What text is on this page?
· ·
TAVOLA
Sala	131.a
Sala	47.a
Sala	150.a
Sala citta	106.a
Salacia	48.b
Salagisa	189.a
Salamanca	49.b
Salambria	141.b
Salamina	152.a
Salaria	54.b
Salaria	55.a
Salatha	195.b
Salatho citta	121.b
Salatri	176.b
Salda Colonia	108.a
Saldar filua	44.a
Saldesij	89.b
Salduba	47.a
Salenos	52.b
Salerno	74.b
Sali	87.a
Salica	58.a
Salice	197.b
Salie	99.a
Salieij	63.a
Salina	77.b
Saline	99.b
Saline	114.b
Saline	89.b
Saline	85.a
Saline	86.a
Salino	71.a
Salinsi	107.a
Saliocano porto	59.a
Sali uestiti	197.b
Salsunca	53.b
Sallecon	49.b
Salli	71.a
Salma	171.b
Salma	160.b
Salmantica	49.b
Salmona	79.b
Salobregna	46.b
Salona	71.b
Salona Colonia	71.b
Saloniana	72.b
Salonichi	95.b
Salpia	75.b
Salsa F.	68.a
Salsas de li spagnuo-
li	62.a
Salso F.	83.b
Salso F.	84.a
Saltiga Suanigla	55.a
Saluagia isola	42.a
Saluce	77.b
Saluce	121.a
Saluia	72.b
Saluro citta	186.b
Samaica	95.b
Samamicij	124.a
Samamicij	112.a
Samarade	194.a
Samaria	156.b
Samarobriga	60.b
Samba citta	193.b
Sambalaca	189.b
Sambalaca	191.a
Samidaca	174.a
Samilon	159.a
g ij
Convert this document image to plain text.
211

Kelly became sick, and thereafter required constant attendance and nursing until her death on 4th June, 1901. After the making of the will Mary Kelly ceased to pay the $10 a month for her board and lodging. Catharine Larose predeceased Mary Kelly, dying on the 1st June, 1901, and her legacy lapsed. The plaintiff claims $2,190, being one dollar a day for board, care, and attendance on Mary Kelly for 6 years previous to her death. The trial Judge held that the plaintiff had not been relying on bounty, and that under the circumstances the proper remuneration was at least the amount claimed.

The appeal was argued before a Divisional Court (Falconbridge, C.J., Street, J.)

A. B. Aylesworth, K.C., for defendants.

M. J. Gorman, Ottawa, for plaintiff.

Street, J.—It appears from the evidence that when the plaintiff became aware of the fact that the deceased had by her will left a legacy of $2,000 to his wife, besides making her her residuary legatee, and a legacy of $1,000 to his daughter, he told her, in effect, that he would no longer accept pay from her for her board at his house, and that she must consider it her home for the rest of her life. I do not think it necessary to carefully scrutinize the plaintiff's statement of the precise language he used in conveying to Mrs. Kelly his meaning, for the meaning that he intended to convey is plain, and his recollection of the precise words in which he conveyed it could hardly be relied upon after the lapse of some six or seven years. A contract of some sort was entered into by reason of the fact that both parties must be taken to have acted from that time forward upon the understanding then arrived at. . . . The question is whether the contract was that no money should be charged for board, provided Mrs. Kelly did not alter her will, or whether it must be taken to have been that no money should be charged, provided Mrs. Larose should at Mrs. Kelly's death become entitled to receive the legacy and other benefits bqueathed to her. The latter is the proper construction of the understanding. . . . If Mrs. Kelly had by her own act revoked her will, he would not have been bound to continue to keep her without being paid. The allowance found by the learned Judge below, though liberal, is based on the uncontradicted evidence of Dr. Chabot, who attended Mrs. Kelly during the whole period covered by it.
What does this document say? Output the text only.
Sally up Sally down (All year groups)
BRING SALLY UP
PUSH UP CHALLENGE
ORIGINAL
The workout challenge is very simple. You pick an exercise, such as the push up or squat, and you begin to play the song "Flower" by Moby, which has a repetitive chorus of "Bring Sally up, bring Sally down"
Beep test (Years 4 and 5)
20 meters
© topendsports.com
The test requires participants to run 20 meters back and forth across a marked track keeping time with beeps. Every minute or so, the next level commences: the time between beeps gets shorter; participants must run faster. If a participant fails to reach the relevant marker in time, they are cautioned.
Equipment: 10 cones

## Required work
Scan the entries above for the word "citta" and collect each line holding it.

## The result
Sala citta	106.a
Salatho citta	121.b
Saluro citta	186.b
Samba citta	193.b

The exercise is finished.